| What is required |
Below is a block of records: output all of them exactly and leave out the pictures.

[Saved data entries]
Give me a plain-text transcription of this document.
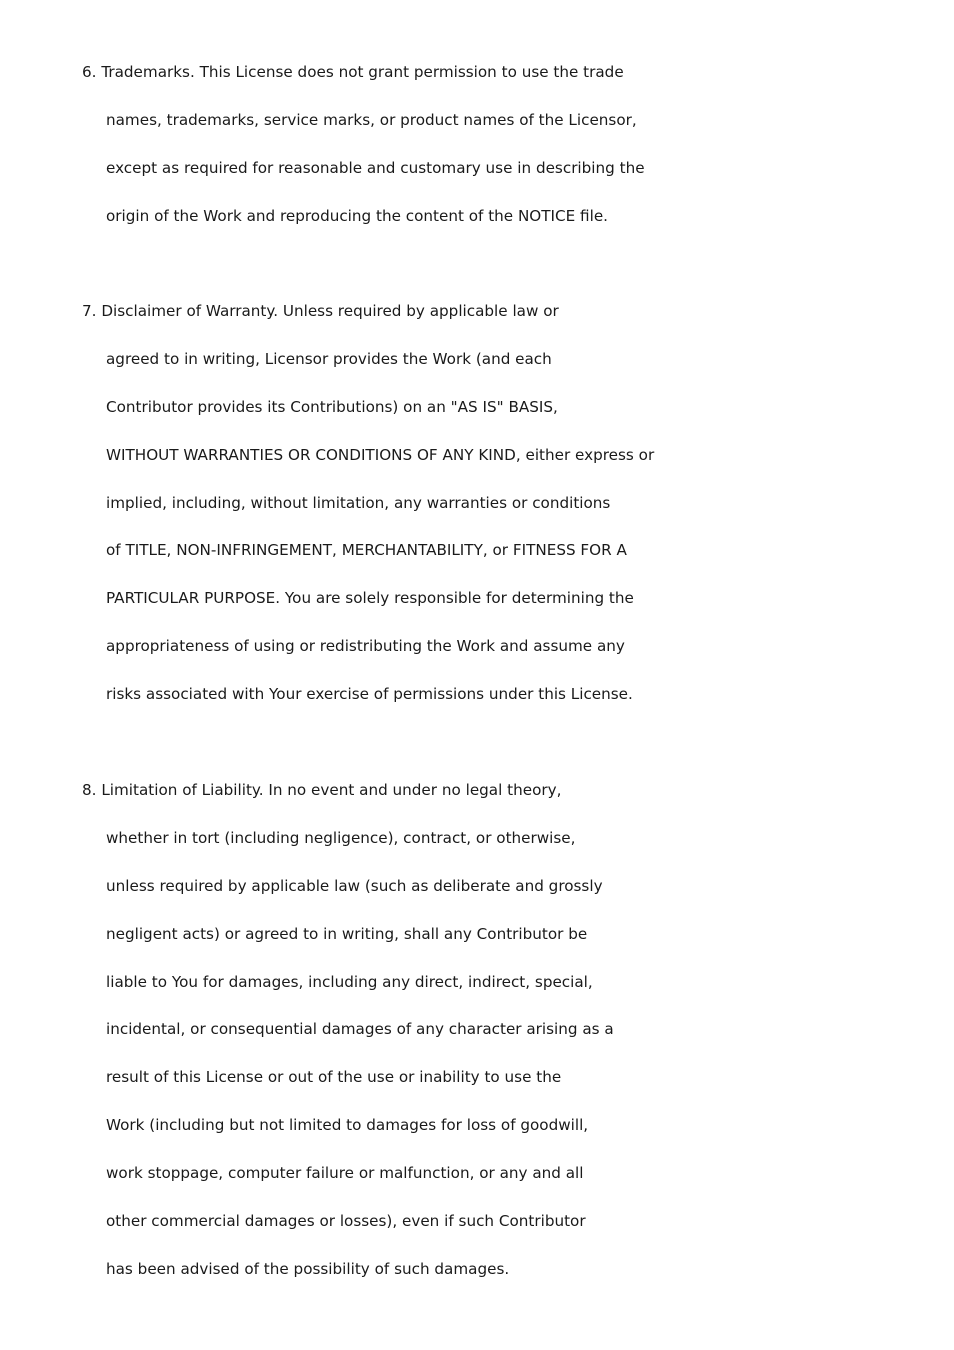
6. Trademarks. This License does not grant permission to use the trade
names, trademarks, service marks, or product names of the Licensor,
except as required for reasonable and customary use in describing the
origin of the Work and reproducing the content of the NOTICE file.
7. Disclaimer of Warranty. Unless required by applicable law or
agreed to in writing, Licensor provides the Work (and each
Contributor provides its Contributions) on an "AS IS" BASIS,
WITHOUT WARRANTIES OR CONDITIONS OF ANY KIND, either express or
implied, including, without limitation, any warranties or conditions
of TITLE, NON-INFRINGEMENT, MERCHANTABILITY, or FITNESS FOR A
PARTICULAR PURPOSE. You are solely responsible for determining the
appropriateness of using or redistributing the Work and assume any
risks associated with Your exercise of permissions under this License.
8. Limitation of Liability. In no event and under no legal theory,
whether in tort (including negligence), contract, or otherwise,
unless required by applicable law (such as deliberate and grossly
negligent acts) or agreed to in writing, shall any Contributor be
liable to You for damages, including any direct, indirect, special,
incidental, or consequential damages of any character arising as a
result of this License or out of the use or inability to use the
Work (including but not limited to damages for loss of goodwill,
work stoppage, computer failure or malfunction, or any and all
other commercial damages or losses), even if such Contributor
has been advised of the possibility of such damages.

| Correct answer |
Give me a plain-text transcription of this document.
6. Trademarks. This License does not grant permission to use the trade
names, trademarks, service marks, or product names of the Licensor,
except as required for reasonable and customary use in describing the
origin of the Work and reproducing the content of the NOTICE file.
7. Disclaimer of Warranty. Unless required by applicable law or
agreed to in writing, Licensor provides the Work (and each
Contributor provides its Contributions) on an "AS IS" BASIS,
WITHOUT WARRANTIES OR CONDITIONS OF ANY KIND, either express or
implied, including, without limitation, any warranties or conditions
of TITLE, NON-INFRINGEMENT, MERCHANTABILITY, or FITNESS FOR A
PARTICULAR PURPOSE. You are solely responsible for determining the
appropriateness of using or redistributing the Work and assume any
risks associated with Your exercise of permissions under this License.
8. Limitation of Liability. In no event and under no legal theory,
whether in tort (including negligence), contract, or otherwise,
unless required by applicable law (such as deliberate and grossly
negligent acts) or agreed to in writing, shall any Contributor be
liable to You for damages, including any direct, indirect, special,
incidental, or consequential damages of any character arising as a
result of this License or out of the use or inability to use the
Work (including but not limited to damages for loss of goodwill,
work stoppage, computer failure or malfunction, or any and all
other commercial damages or losses), even if such Contributor
has been advised of the possibility of such damages.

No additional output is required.